*** MATERIALS PROVIDED ***

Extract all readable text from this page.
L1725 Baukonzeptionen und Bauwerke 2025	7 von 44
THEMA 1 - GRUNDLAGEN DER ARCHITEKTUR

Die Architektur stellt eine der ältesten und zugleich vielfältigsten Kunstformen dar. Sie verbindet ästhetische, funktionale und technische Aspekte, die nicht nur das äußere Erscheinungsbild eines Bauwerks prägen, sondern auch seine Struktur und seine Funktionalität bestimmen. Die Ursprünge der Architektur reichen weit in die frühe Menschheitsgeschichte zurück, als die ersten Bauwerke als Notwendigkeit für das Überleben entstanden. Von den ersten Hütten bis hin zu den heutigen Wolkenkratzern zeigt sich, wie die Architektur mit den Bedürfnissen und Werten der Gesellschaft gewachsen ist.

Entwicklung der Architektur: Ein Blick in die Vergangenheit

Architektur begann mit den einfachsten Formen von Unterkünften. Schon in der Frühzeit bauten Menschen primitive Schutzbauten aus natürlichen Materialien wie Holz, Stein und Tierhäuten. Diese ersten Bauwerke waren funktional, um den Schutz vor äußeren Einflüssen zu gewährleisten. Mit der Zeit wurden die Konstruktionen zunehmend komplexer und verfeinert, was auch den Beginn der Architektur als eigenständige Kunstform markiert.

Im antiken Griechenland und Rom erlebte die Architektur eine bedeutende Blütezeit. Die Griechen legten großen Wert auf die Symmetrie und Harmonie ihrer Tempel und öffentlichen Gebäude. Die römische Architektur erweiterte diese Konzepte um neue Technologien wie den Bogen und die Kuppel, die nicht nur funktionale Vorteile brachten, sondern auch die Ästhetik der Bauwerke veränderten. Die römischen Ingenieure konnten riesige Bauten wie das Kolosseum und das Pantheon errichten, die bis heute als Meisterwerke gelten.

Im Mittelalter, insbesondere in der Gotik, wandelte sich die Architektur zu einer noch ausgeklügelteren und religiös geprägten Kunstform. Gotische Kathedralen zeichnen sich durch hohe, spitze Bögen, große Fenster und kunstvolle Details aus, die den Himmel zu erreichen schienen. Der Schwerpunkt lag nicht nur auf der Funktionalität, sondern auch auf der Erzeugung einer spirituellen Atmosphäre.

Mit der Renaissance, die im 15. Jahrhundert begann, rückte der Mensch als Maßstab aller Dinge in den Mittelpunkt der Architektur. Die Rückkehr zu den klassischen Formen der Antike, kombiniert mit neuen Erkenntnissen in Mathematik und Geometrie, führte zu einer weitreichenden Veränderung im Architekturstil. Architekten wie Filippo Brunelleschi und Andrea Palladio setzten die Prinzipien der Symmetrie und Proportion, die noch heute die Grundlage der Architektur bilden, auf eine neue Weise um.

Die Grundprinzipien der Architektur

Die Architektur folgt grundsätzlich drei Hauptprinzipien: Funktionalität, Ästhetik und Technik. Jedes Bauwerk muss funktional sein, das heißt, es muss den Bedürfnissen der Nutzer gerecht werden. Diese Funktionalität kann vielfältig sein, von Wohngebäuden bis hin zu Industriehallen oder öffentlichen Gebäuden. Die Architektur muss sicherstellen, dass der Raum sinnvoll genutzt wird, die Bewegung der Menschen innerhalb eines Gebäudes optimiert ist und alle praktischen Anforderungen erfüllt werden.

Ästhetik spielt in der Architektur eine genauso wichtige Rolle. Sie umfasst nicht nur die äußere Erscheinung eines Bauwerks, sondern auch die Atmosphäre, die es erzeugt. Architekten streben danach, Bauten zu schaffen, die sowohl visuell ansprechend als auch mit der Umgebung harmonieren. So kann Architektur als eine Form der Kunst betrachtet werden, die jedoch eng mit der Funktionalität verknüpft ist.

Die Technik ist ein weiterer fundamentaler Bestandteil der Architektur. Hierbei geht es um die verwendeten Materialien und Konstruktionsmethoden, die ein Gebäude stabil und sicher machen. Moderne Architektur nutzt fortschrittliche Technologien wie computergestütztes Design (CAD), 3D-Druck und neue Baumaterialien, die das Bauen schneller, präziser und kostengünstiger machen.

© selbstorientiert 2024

***

THE EXERCISE – Please reproduce every line of the material word for word.

RESULT –
Extract all readable text from this page.
L1725 Baukonzeptionen und Bauwerke 2025	7 von 44
THEMA 1 - GRUNDLAGEN DER ARCHITEKTUR

Die Architektur stellt eine der ältesten und zugleich vielfältigsten Kunstformen dar. Sie verbindet ästhetische, funktionale und technische Aspekte, die nicht nur das äußere Erscheinungsbild eines Bauwerks prägen, sondern auch seine Struktur und seine Funktionalität bestimmen. Die Ursprünge der Architektur reichen weit in die frühe Menschheitsgeschichte zurück, als die ersten Bauwerke als Notwendigkeit für das Überleben entstanden. Von den ersten Hütten bis hin zu den heutigen Wolkenkratzern zeigt sich, wie die Architektur mit den Bedürfnissen und Werten der Gesellschaft gewachsen ist.

Entwicklung der Architektur: Ein Blick in die Vergangenheit

Architektur begann mit den einfachsten Formen von Unterkünften. Schon in der Frühzeit bauten Menschen primitive Schutzbauten aus natürlichen Materialien wie Holz, Stein und Tierhäuten. Diese ersten Bauwerke waren funktional, um den Schutz vor äußeren Einflüssen zu gewährleisten. Mit der Zeit wurden die Konstruktionen zunehmend komplexer und verfeinert, was auch den Beginn der Architektur als eigenständige Kunstform markiert.

Im antiken Griechenland und Rom erlebte die Architektur eine bedeutende Blütezeit. Die Griechen legten großen Wert auf die Symmetrie und Harmonie ihrer Tempel und öffentlichen Gebäude. Die römische Architektur erweiterte diese Konzepte um neue Technologien wie den Bogen und die Kuppel, die nicht nur funktionale Vorteile brachten, sondern auch die Ästhetik der Bauwerke veränderten. Die römischen Ingenieure konnten riesige Bauten wie das Kolosseum und das Pantheon errichten, die bis heute als Meisterwerke gelten.

Im Mittelalter, insbesondere in der Gotik, wandelte sich die Architektur zu einer noch ausgeklügelteren und religiös geprägten Kunstform. Gotische Kathedralen zeichnen sich durch hohe, spitze Bögen, große Fenster und kunstvolle Details aus, die den Himmel zu erreichen schienen. Der Schwerpunkt lag nicht nur auf der Funktionalität, sondern auch auf der Erzeugung einer spirituellen Atmosphäre.

Mit der Renaissance, die im 15. Jahrhundert begann, rückte der Mensch als Maßstab aller Dinge in den Mittelpunkt der Architektur. Die Rückkehr zu den klassischen Formen der Antike, kombiniert mit neuen Erkenntnissen in Mathematik und Geometrie, führte zu einer weitreichenden Veränderung im Architekturstil. Architekten wie Filippo Brunelleschi und Andrea Palladio setzten die Prinzipien der Symmetrie und Proportion, die noch heute die Grundlage der Architektur bilden, auf eine neue Weise um.

Die Grundprinzipien der Architektur

Die Architektur folgt grundsätzlich drei Hauptprinzipien: Funktionalität, Ästhetik und Technik. Jedes Bauwerk muss funktional sein, das heißt, es muss den Bedürfnissen der Nutzer gerecht werden. Diese Funktionalität kann vielfältig sein, von Wohngebäuden bis hin zu Industriehallen oder öffentlichen Gebäuden. Die Architektur muss sicherstellen, dass der Raum sinnvoll genutzt wird, die Bewegung der Menschen innerhalb eines Gebäudes optimiert ist und alle praktischen Anforderungen erfüllt werden.

Ästhetik spielt in der Architektur eine genauso wichtige Rolle. Sie umfasst nicht nur die äußere Erscheinung eines Bauwerks, sondern auch die Atmosphäre, die es erzeugt. Architekten streben danach, Bauten zu schaffen, die sowohl visuell ansprechend als auch mit der Umgebung harmonieren. So kann Architektur als eine Form der Kunst betrachtet werden, die jedoch eng mit der Funktionalität verknüpft ist.

Die Technik ist ein weiterer fundamentaler Bestandteil der Architektur. Hierbei geht es um die verwendeten Materialien und Konstruktionsmethoden, die ein Gebäude stabil und sicher machen. Moderne Architektur nutzt fortschrittliche Technologien wie computergestütztes Design (CAD), 3D-Druck und neue Baumaterialien, die das Bauen schneller, präziser und kostengünstiger machen.

© selbstorientiert 2024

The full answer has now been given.